> **WORKING DATA**
--- --- ---
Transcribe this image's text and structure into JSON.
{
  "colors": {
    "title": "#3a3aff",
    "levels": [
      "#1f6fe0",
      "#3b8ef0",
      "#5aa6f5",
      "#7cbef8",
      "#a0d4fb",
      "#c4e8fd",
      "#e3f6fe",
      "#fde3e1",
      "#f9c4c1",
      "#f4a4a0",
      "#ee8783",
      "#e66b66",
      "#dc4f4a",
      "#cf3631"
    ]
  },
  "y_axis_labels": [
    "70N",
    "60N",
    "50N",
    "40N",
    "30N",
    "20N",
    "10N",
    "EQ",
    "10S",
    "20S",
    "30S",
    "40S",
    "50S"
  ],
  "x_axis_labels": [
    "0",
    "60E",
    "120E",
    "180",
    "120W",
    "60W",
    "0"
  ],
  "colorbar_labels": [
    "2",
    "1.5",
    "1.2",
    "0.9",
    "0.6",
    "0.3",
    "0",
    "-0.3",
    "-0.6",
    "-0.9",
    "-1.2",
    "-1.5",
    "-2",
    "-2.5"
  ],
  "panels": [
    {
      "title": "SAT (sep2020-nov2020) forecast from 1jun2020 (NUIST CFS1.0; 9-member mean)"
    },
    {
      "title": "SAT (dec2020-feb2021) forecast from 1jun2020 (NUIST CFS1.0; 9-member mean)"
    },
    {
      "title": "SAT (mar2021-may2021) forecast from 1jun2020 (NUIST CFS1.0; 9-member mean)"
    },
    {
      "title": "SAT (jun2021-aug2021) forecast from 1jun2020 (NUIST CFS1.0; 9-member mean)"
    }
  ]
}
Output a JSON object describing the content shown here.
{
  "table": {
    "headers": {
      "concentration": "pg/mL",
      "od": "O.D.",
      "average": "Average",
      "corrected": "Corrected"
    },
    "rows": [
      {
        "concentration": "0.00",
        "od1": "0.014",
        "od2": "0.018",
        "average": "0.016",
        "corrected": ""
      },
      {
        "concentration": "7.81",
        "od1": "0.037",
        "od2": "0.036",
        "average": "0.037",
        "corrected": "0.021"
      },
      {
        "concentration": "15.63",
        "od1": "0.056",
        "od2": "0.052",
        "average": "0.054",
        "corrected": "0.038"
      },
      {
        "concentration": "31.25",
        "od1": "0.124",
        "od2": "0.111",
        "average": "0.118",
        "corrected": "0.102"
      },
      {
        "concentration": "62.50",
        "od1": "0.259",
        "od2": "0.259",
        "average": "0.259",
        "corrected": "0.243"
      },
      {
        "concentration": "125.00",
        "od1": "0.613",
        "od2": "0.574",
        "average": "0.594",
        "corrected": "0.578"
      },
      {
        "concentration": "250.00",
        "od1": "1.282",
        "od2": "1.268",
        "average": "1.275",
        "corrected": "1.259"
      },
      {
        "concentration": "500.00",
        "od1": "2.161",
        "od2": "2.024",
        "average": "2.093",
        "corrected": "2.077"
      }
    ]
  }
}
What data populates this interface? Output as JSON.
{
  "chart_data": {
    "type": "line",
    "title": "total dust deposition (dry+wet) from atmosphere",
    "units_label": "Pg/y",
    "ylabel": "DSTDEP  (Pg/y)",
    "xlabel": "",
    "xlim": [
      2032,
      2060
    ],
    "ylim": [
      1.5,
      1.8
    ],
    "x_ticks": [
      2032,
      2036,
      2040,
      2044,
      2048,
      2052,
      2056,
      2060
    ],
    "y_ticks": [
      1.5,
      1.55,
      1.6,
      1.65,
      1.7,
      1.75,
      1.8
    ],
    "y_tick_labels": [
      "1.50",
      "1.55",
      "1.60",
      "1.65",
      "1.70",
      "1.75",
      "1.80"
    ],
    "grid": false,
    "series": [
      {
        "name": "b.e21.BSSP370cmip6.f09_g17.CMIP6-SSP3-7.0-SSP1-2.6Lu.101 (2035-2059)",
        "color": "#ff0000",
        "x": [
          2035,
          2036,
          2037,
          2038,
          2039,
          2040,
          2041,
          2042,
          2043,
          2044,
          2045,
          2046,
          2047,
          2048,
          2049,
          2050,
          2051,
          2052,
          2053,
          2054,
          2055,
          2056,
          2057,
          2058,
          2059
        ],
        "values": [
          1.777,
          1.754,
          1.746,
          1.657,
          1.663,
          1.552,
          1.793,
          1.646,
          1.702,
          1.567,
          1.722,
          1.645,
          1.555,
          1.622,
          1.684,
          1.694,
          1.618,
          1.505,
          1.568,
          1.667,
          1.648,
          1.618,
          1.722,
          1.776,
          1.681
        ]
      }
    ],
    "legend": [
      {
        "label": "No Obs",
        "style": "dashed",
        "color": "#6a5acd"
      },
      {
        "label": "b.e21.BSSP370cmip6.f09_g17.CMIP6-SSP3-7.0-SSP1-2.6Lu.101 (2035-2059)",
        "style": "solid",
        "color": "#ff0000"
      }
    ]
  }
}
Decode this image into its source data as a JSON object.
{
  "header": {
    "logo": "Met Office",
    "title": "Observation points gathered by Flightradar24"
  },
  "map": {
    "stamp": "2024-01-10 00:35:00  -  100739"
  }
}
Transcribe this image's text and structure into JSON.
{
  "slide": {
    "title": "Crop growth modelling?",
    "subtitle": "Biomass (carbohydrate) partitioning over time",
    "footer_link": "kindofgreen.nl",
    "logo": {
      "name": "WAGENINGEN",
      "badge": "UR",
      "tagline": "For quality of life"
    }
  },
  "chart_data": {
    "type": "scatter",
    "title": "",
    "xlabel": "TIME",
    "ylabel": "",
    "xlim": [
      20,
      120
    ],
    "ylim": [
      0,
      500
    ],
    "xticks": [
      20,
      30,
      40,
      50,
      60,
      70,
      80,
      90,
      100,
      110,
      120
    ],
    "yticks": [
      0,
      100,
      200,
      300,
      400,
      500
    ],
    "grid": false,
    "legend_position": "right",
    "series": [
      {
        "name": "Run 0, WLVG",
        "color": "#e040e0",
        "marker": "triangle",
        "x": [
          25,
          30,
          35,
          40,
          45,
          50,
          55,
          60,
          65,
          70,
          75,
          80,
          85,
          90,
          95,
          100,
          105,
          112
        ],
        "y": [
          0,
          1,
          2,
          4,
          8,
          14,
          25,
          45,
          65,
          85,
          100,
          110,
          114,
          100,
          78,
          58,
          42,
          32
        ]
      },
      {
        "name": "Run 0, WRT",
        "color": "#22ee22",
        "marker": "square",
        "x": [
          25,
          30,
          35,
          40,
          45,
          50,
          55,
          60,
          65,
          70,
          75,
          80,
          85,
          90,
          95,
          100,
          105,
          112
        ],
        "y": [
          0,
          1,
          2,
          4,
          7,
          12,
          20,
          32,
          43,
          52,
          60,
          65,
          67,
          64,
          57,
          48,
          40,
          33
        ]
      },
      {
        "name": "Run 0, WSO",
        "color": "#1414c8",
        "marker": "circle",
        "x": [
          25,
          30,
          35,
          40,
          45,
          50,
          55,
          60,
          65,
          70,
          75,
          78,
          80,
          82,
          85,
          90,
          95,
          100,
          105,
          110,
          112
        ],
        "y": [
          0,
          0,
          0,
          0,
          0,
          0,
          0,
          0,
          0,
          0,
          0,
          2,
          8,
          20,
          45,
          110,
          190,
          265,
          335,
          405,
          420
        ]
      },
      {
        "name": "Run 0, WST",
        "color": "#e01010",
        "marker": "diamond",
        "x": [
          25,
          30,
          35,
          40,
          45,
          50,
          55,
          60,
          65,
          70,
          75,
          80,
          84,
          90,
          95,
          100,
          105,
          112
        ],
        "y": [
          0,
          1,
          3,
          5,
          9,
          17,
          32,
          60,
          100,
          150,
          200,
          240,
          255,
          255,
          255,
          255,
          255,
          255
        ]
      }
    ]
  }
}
--- --- ---
> **GOAL OF THE EXERCISE**
Extract each line from the listing above, please, and repeat it exactly.

> **RESULT OF THE TASK**
Transcribe this image's text and structure into JSON.
{
  "colors": {
    "title": "#3a3aff",
    "levels": [
      "#1f6fe0",
      "#3b8ef0",
      "#5aa6f5",
      "#7cbef8",
      "#a0d4fb",
      "#c4e8fd",
      "#e3f6fe",
      "#fde3e1",
      "#f9c4c1",
      "#f4a4a0",
      "#ee8783",
      "#e66b66",
      "#dc4f4a",
      "#cf3631"
    ]
  },
  "y_axis_labels": [
    "70N",
    "60N",
    "50N",
    "40N",
    "30N",
    "20N",
    "10N",
    "EQ",
    "10S",
    "20S",
    "30S",
    "40S",
    "50S"
  ],
  "x_axis_labels": [
    "0",
    "60E",
    "120E",
    "180",
    "120W",
    "60W",
    "0"
  ],
  "colorbar_labels": [
    "2",
    "1.5",
    "1.2",
    "0.9",
    "0.6",
    "0.3",
    "0",
    "-0.3",
    "-0.6",
    "-0.9",
    "-1.2",
    "-1.5",
    "-2",
    "-2.5"
  ],
  "panels": [
    {
      "title": "SAT (sep2020-nov2020) forecast from 1jun2020 (NUIST CFS1.0; 9-member mean)"
    },
    {
      "title": "SAT (dec2020-feb2021) forecast from 1jun2020 (NUIST CFS1.0; 9-member mean)"
    },
    {
      "title": "SAT (mar2021-may2021) forecast from 1jun2020 (NUIST CFS1.0; 9-member mean)"
    },
    {
      "title": "SAT (jun2021-aug2021) forecast from 1jun2020 (NUIST CFS1.0; 9-member mean)"
    }
  ]
}
Output a JSON object describing the content shown here.
{
  "table": {
    "headers": {
      "concentration": "pg/mL",
      "od": "O.D.",
      "average": "Average",
      "corrected": "Corrected"
    },
    "rows": [
      {
        "concentration": "0.00",
        "od1": "0.014",
        "od2": "0.018",
        "average": "0.016",
        "corrected": ""
      },
      {
        "concentration": "7.81",
        "od1": "0.037",
        "od2": "0.036",
        "average": "0.037",
        "corrected": "0.021"
      },
      {
        "concentration": "15.63",
        "od1": "0.056",
        "od2": "0.052",
        "average": "0.054",
        "corrected": "0.038"
      },
      {
        "concentration": "31.25",
        "od1": "0.124",
        "od2": "0.111",
        "average": "0.118",
        "corrected": "0.102"
      },
      {
        "concentration": "62.50",
        "od1": "0.259",
        "od2": "0.259",
        "average": "0.259",
        "corrected": "0.243"
      },
      {
        "concentration": "125.00",
        "od1": "0.613",
        "od2": "0.574",
        "average": "0.594",
        "corrected": "0.578"
      },
      {
        "concentration": "250.00",
        "od1": "1.282",
        "od2": "1.268",
        "average": "1.275",
        "corrected": "1.259"
      },
      {
        "concentration": "500.00",
        "od1": "2.161",
        "od2": "2.024",
        "average": "2.093",
        "corrected": "2.077"
      }
    ]
  }
}
What data populates this interface? Output as JSON.
{
  "chart_data": {
    "type": "line",
    "title": "total dust deposition (dry+wet) from atmosphere",
    "units_label": "Pg/y",
    "ylabel": "DSTDEP  (Pg/y)",
    "xlabel": "",
    "xlim": [
      2032,
      2060
    ],
    "ylim": [
      1.5,
      1.8
    ],
    "x_ticks": [
      2032,
      2036,
      2040,
      2044,
      2048,
      2052,
      2056,
      2060
    ],
    "y_ticks": [
      1.5,
      1.55,
      1.6,
      1.65,
      1.7,
      1.75,
      1.8
    ],
    "y_tick_labels": [
      "1.50",
      "1.55",
      "1.60",
      "1.65",
      "1.70",
      "1.75",
      "1.80"
    ],
    "grid": false,
    "series": [
      {
        "name": "b.e21.BSSP370cmip6.f09_g17.CMIP6-SSP3-7.0-SSP1-2.6Lu.101 (2035-2059)",
        "color": "#ff0000",
        "x": [
          2035,
          2036,
          2037,
          2038,
          2039,
          2040,
          2041,
          2042,
          2043,
          2044,
          2045,
          2046,
          2047,
          2048,
          2049,
          2050,
          2051,
          2052,
          2053,
          2054,
          2055,
          2056,
          2057,
          2058,
          2059
        ],
        "values": [
          1.777,
          1.754,
          1.746,
          1.657,
          1.663,
          1.552,
          1.793,
          1.646,
          1.702,
          1.567,
          1.722,
          1.645,
          1.555,
          1.622,
          1.684,
          1.694,
          1.618,
          1.505,
          1.568,
          1.667,
          1.648,
          1.618,
          1.722,
          1.776,
          1.681
        ]
      }
    ],
    "legend": [
      {
        "label": "No Obs",
        "style": "dashed",
        "color": "#6a5acd"
      },
      {
        "label": "b.e21.BSSP370cmip6.f09_g17.CMIP6-SSP3-7.0-SSP1-2.6Lu.101 (2035-2059)",
        "style": "solid",
        "color": "#ff0000"
      }
    ]
  }
}
Decode this image into its source data as a JSON object.
{
  "header": {
    "logo": "Met Office",
    "title": "Observation points gathered by Flightradar24"
  },
  "map": {
    "stamp": "2024-01-10 00:35:00  -  100739"
  }
}
Transcribe this image's text and structure into JSON.
{
  "slide": {
    "title": "Crop growth modelling?",
    "subtitle": "Biomass (carbohydrate) partitioning over time",
    "footer_link": "kindofgreen.nl",
    "logo": {
      "name": "WAGENINGEN",
      "badge": "UR",
      "tagline": "For quality of life"
    }
  },
  "chart_data": {
    "type": "scatter",
    "title": "",
    "xlabel": "TIME",
    "ylabel": "",
    "xlim": [
      20,
      120
    ],
    "ylim": [
      0,
      500
    ],
    "xticks": [
      20,
      30,
      40,
      50,
      60,
      70,
      80,
      90,
      100,
      110,
      120
    ],
    "yticks": [
      0,
      100,
      200,
      300,
      400,
      500
    ],
    "grid": false,
    "legend_position": "right",
    "series": [
      {
        "name": "Run 0, WLVG",
        "color": "#e040e0",
        "marker": "triangle",
        "x": [
          25,
          30,
          35,
          40,
          45,
          50,
          55,
          60,
          65,
          70,
          75,
          80,
          85,
          90,
          95,
          100,
          105,
          112
        ],
        "y": [
          0,
          1,
          2,
          4,
          8,
          14,
          25,
          45,
          65,
          85,
          100,
          110,
          114,
          100,
          78,
          58,
          42,
          32
        ]
      },
      {
        "name": "Run 0, WRT",
        "color": "#22ee22",
        "marker": "square",
        "x": [
          25,
          30,
          35,
          40,
          45,
          50,
          55,
          60,
          65,
          70,
          75,
          80,
          85,
          90,
          95,
          100,
          105,
          112
        ],
        "y": [
          0,
          1,
          2,
          4,
          7,
          12,
          20,
          32,
          43,
          52,
          60,
          65,
          67,
          64,
          57,
          48,
          40,
          33
        ]
      },
      {
        "name": "Run 0, WSO",
        "color": "#1414c8",
        "marker": "circle",
        "x": [
          25,
          30,
          35,
          40,
          45,
          50,
          55,
          60,
          65,
          70,
          75,
          78,
          80,
          82,
          85,
          90,
          95,
          100,
          105,
          110,
          112
        ],
        "y": [
          0,
          0,
          0,
          0,
          0,
          0,
          0,
          0,
          0,
          0,
          0,
          2,
          8,
          20,
          45,
          110,
          190,
          265,
          335,
          405,
          420
        ]
      },
      {
        "name": "Run 0, WST",
        "color": "#e01010",
        "marker": "diamond",
        "x": [
          25,
          30,
          35,
          40,
          45,
          50,
          55,
          60,
          65,
          70,
          75,
          80,
          84,
          90,
          95,
          100,
          105,
          112
        ],
        "y": [
          0,
          1,
          3,
          5,
          9,
          17,
          32,
          60,
          100,
          150,
          200,
          240,
          255,
          255,
          255,
          255,
          255,
          255
        ]
      }
    ]
  }
}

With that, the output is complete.